[Items from a data source]

<<<<

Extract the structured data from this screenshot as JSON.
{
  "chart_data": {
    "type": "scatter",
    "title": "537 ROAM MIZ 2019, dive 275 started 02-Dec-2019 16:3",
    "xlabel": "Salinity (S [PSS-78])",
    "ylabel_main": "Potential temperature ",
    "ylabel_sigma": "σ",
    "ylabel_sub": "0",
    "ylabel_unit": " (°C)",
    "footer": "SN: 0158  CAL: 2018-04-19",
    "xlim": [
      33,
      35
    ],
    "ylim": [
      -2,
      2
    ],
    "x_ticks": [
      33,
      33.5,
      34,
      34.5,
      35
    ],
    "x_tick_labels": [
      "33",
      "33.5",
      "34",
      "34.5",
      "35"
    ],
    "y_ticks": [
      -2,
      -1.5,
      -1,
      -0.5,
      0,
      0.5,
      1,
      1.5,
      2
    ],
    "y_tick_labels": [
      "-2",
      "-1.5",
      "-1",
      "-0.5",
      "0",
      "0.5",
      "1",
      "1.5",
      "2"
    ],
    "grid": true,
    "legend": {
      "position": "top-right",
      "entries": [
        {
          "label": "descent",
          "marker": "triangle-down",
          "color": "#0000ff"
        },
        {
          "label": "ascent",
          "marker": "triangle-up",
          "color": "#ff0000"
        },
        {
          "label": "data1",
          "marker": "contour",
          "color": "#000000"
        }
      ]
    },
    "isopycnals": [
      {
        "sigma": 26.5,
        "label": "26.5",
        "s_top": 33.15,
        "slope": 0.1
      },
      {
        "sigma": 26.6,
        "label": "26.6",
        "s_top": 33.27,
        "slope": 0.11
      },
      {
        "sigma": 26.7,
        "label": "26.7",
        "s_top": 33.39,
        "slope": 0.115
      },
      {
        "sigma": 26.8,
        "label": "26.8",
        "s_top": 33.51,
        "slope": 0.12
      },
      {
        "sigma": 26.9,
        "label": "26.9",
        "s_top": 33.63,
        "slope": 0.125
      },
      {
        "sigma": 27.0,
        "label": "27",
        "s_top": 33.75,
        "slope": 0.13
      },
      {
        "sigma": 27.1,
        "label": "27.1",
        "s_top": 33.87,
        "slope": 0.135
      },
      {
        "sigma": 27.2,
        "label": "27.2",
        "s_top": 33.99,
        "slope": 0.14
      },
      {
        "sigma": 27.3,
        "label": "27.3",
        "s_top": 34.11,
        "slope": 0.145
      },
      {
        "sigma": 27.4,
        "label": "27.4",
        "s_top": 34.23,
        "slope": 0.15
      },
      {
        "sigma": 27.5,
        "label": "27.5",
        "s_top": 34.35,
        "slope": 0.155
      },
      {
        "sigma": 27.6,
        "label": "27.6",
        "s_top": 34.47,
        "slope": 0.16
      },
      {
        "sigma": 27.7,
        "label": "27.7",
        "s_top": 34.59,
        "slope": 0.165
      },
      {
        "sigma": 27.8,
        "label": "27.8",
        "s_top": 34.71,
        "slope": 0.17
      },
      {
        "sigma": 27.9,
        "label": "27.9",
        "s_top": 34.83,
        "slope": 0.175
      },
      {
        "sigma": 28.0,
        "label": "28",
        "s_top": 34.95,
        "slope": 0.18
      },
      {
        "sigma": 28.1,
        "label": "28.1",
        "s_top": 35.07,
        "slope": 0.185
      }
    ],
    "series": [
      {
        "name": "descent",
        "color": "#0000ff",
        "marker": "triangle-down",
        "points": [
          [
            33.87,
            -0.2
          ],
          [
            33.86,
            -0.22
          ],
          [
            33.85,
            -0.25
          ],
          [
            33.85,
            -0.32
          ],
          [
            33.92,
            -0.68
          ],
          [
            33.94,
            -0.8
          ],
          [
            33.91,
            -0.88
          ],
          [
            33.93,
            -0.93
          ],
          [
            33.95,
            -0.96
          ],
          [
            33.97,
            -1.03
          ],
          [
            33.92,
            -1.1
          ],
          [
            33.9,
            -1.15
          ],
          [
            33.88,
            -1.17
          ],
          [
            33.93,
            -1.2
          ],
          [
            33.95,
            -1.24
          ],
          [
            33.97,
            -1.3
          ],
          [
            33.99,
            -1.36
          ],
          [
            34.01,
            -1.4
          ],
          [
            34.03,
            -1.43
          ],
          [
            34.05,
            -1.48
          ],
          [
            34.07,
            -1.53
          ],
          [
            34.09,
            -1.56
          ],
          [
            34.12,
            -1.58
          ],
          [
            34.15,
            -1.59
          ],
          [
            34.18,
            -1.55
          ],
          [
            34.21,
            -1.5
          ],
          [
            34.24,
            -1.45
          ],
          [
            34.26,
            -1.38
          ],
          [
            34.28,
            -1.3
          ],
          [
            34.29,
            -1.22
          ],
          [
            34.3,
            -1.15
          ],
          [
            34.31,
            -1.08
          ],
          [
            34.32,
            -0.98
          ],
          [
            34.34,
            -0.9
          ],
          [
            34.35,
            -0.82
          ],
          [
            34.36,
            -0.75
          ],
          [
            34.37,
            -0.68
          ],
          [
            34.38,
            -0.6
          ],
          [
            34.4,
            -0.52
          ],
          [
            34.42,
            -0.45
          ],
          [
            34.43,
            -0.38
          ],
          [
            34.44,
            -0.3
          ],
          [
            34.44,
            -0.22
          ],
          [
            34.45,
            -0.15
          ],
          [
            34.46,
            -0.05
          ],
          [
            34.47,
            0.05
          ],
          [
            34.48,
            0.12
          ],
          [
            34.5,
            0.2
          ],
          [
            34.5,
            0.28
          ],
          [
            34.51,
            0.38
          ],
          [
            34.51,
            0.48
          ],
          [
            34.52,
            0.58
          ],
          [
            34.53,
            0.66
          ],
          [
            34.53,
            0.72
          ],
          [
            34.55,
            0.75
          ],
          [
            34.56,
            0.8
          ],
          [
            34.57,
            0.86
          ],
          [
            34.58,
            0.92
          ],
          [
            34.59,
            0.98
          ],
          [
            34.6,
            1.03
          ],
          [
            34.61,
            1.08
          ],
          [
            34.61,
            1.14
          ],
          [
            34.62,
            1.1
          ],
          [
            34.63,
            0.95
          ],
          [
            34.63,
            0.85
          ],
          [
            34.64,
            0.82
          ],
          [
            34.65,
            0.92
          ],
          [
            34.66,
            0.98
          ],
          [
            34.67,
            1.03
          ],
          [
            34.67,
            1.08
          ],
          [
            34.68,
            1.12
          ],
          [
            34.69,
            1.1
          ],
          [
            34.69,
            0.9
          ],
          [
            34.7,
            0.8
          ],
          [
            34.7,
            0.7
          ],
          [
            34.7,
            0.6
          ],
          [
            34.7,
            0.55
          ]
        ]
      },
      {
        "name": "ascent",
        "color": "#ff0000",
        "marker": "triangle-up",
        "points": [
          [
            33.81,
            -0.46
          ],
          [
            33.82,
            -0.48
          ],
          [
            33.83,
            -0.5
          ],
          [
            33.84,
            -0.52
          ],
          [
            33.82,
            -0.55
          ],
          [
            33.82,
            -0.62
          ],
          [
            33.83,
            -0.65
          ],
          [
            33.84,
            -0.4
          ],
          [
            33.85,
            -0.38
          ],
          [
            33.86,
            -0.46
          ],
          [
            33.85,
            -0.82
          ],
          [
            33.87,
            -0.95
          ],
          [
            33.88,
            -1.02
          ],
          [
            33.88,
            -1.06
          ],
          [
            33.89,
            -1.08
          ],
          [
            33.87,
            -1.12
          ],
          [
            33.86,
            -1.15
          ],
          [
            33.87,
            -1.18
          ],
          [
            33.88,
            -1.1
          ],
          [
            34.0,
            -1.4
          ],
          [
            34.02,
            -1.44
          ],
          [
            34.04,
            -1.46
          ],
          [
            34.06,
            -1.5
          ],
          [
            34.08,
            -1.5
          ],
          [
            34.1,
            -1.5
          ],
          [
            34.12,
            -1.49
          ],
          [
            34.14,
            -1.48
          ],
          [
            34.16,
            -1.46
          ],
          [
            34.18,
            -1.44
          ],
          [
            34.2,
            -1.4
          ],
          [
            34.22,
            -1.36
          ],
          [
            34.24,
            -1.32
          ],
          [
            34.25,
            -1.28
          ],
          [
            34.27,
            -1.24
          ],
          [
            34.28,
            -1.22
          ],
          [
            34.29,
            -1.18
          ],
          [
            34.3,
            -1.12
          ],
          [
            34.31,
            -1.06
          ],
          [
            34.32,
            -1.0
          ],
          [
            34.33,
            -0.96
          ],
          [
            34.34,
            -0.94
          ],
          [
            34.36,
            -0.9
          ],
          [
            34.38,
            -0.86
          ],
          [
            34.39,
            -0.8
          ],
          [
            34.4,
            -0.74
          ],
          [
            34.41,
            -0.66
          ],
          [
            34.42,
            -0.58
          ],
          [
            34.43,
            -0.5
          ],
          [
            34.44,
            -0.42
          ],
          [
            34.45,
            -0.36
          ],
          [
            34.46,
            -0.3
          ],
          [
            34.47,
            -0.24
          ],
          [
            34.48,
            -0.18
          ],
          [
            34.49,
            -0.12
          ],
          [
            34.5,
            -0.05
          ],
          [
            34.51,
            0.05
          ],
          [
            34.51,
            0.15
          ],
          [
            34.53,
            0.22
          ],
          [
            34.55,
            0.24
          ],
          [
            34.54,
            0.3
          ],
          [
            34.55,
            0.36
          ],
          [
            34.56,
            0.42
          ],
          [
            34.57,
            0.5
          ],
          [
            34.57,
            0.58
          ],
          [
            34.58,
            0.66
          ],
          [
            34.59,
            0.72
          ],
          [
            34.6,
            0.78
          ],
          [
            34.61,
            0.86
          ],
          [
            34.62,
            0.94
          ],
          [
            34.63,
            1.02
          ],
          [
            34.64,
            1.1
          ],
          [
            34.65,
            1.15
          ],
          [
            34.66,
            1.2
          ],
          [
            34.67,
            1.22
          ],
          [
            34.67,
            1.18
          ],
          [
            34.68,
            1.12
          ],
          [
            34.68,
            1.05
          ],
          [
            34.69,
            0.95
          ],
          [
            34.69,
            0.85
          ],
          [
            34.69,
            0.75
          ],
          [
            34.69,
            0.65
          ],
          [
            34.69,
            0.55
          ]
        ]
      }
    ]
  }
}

>>>>

Among the entries, how many lines contain the string "down"? Give the number without anything else.

TASK RESULT :: 2